**PROBLEM DESCRIPTION**
In the entries below, find the lines that contain the word "であって" and copy them.

**DATASET EXCERPTS**
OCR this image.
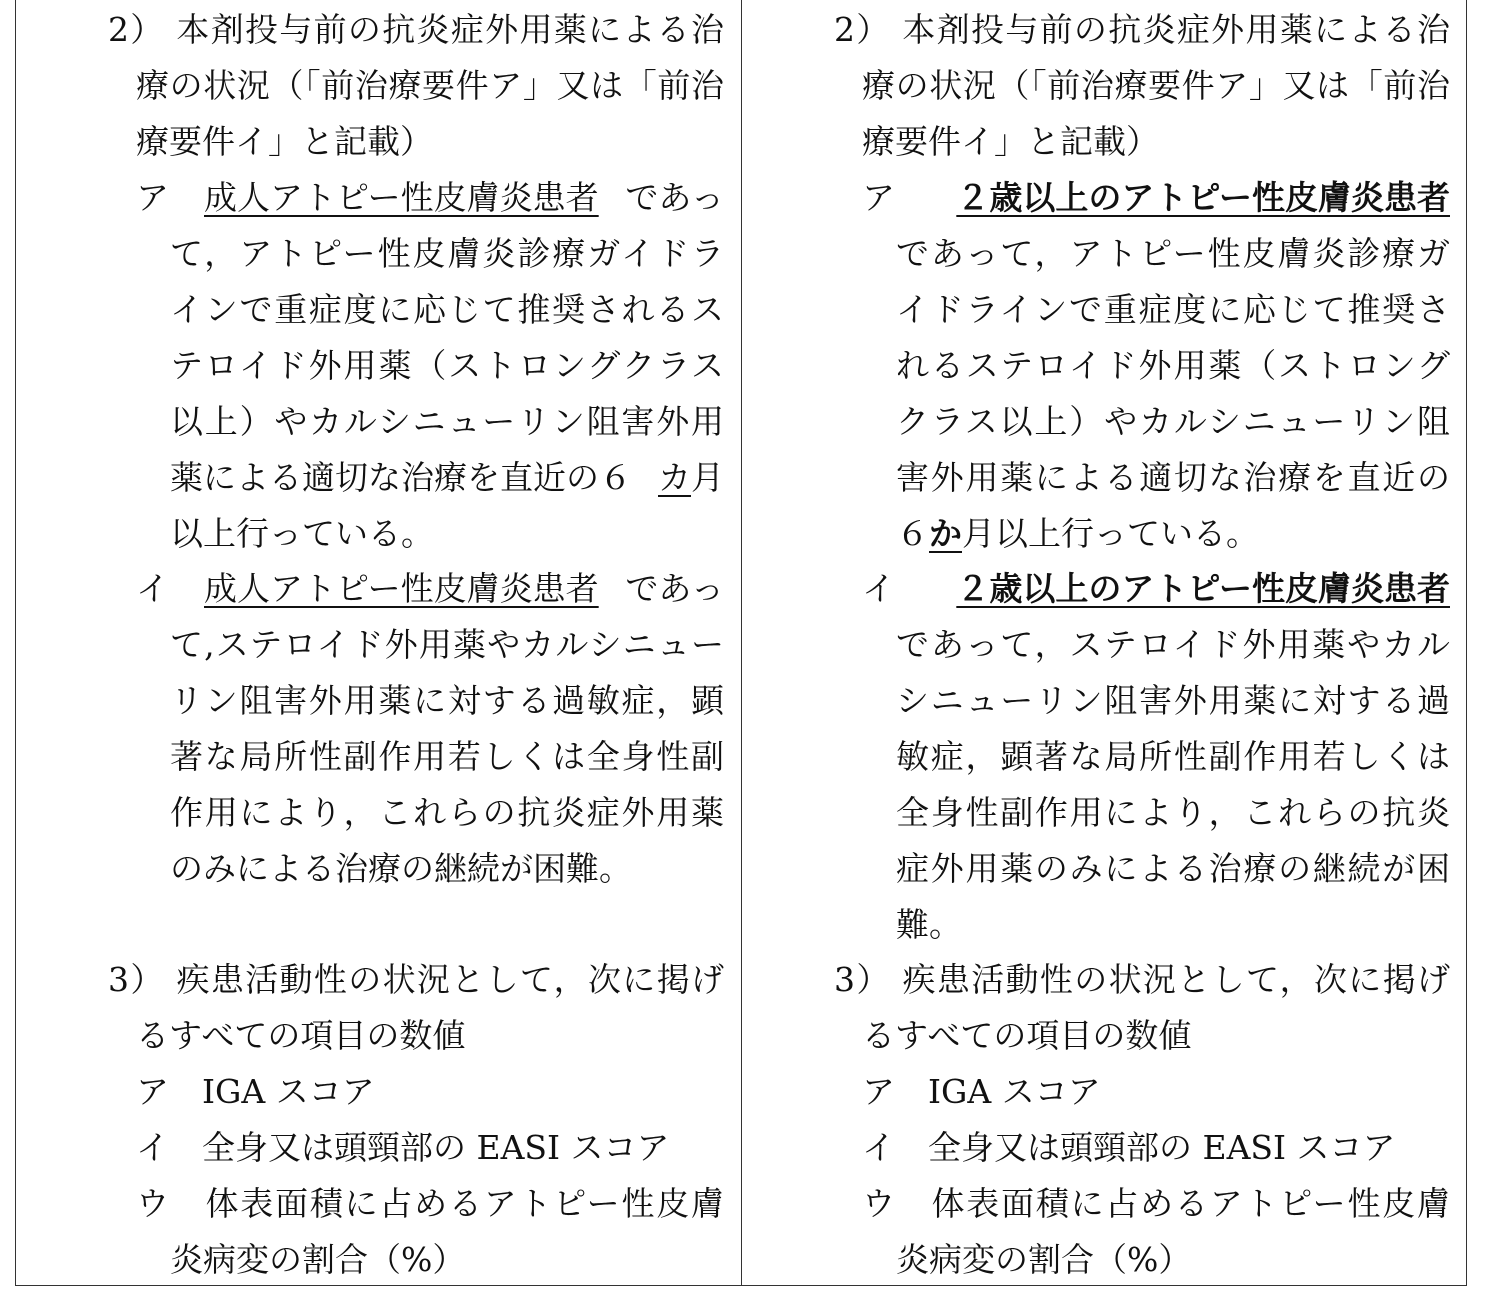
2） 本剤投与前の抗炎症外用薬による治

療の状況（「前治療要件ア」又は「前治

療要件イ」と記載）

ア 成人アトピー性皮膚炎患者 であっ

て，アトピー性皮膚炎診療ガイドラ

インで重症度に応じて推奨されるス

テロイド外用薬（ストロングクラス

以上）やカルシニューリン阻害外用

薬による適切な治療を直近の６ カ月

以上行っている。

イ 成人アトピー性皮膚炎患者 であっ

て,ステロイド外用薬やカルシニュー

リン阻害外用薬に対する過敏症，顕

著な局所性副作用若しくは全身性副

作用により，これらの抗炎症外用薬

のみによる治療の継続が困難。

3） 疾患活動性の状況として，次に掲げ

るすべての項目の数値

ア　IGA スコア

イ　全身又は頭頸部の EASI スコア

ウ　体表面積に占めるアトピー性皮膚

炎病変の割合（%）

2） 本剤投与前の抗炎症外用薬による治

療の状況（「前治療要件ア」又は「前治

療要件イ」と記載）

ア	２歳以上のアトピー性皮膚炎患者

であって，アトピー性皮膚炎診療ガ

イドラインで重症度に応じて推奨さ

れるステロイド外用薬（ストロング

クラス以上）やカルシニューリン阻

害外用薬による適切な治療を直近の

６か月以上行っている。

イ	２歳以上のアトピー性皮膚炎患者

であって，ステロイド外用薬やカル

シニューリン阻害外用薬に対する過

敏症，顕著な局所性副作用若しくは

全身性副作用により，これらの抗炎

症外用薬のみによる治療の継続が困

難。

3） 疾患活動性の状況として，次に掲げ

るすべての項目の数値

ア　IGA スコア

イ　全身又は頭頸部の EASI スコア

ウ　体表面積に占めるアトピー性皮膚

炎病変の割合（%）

---

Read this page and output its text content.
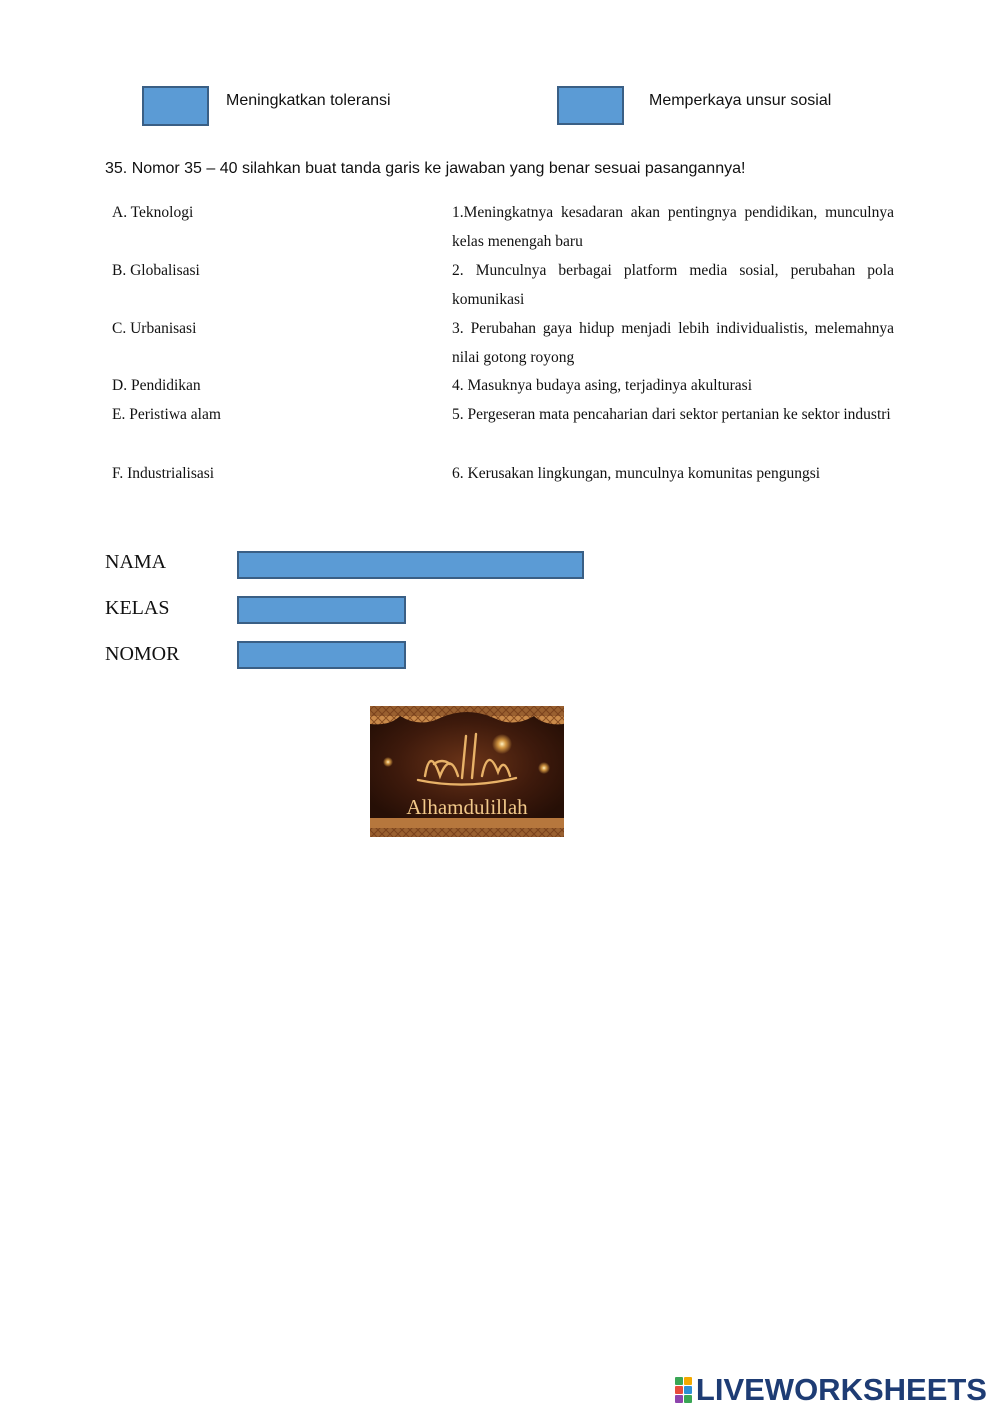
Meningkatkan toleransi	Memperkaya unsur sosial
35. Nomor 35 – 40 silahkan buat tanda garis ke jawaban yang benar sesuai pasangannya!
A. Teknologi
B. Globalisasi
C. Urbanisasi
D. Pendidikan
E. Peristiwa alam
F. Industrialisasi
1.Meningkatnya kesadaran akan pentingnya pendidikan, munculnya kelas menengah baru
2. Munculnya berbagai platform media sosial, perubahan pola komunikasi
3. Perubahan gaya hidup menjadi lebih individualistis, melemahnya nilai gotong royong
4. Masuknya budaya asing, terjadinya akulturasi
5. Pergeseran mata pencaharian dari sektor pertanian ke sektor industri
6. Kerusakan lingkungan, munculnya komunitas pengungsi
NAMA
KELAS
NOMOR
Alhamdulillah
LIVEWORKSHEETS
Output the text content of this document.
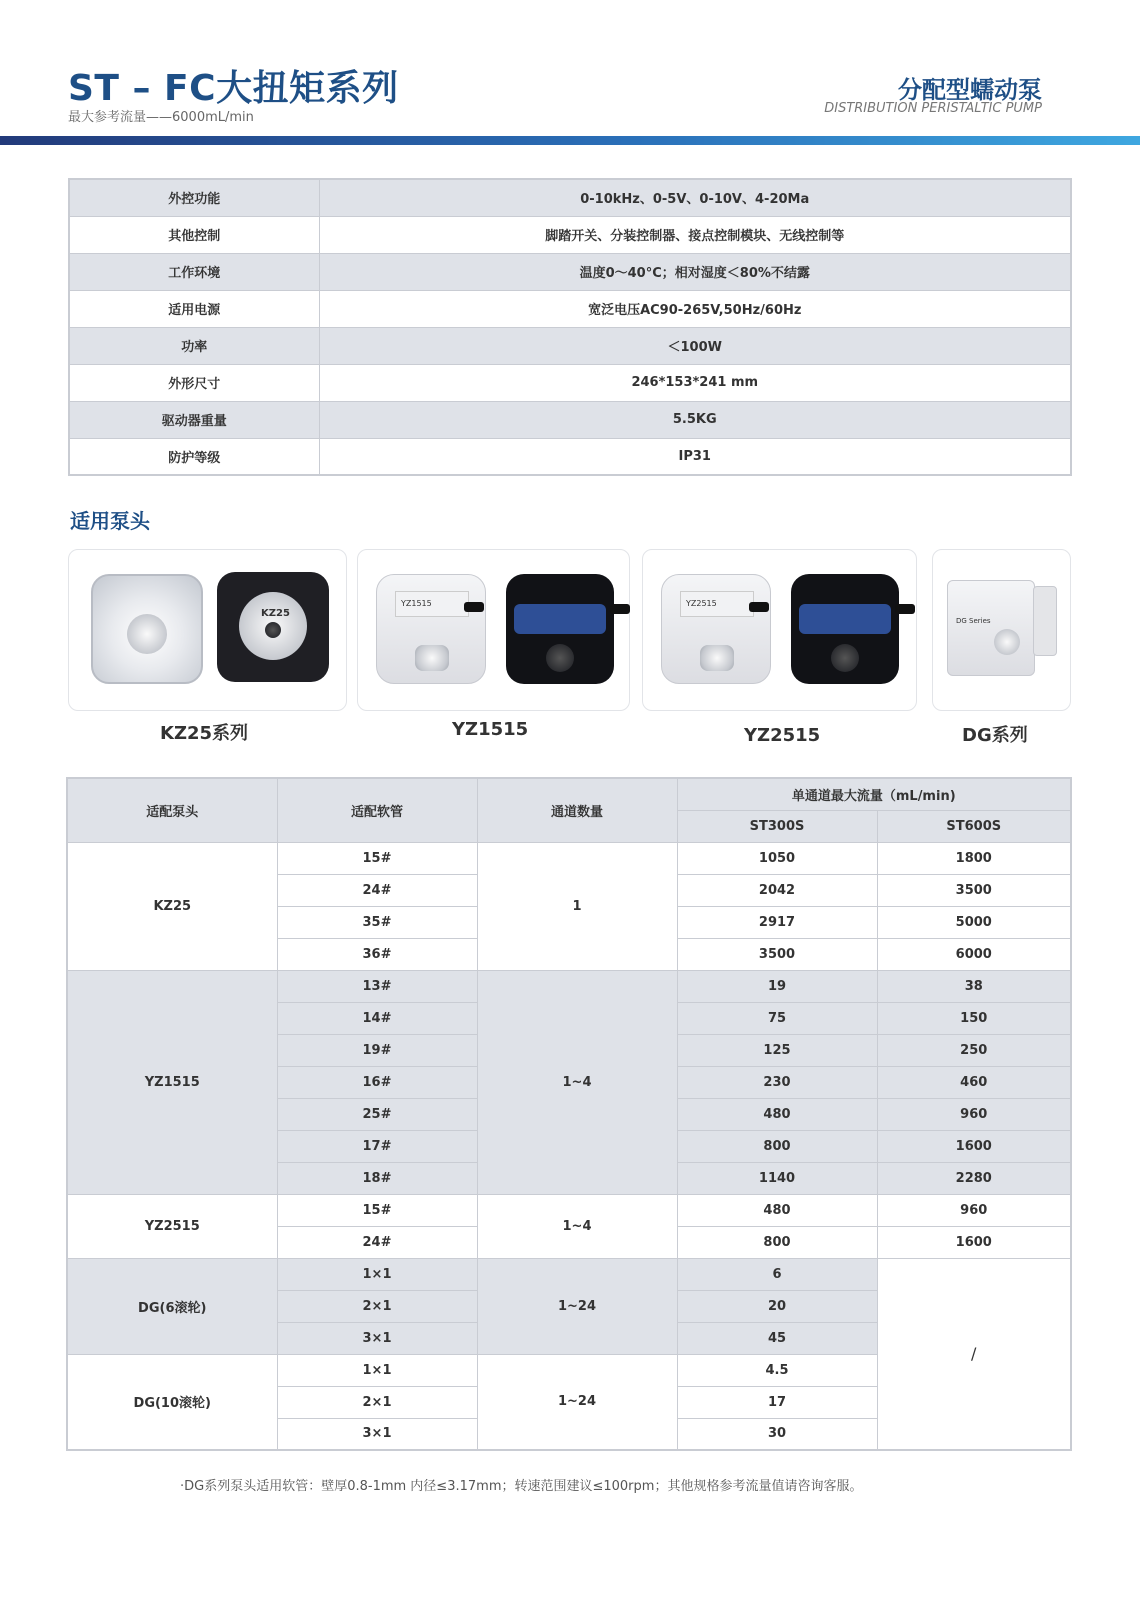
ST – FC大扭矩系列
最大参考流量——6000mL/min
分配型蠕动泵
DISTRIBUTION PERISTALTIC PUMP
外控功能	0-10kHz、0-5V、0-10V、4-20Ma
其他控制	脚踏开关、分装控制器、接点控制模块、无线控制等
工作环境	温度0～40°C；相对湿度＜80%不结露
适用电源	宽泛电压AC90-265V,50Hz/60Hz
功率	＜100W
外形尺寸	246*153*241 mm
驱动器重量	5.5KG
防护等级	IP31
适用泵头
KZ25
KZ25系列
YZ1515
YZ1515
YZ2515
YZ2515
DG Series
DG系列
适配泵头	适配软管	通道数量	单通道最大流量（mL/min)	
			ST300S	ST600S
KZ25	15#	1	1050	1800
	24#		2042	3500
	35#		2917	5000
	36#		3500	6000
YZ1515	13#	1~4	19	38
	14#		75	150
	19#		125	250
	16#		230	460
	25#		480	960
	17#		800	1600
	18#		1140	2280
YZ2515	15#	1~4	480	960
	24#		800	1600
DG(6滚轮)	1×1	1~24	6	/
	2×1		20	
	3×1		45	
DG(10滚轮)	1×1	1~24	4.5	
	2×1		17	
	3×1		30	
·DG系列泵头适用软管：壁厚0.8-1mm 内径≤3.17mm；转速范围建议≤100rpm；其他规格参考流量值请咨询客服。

**EXPECTED OUTPUT**
であって，アトピー性皮膚炎診療ガ
であって，ステロイド外用薬やカル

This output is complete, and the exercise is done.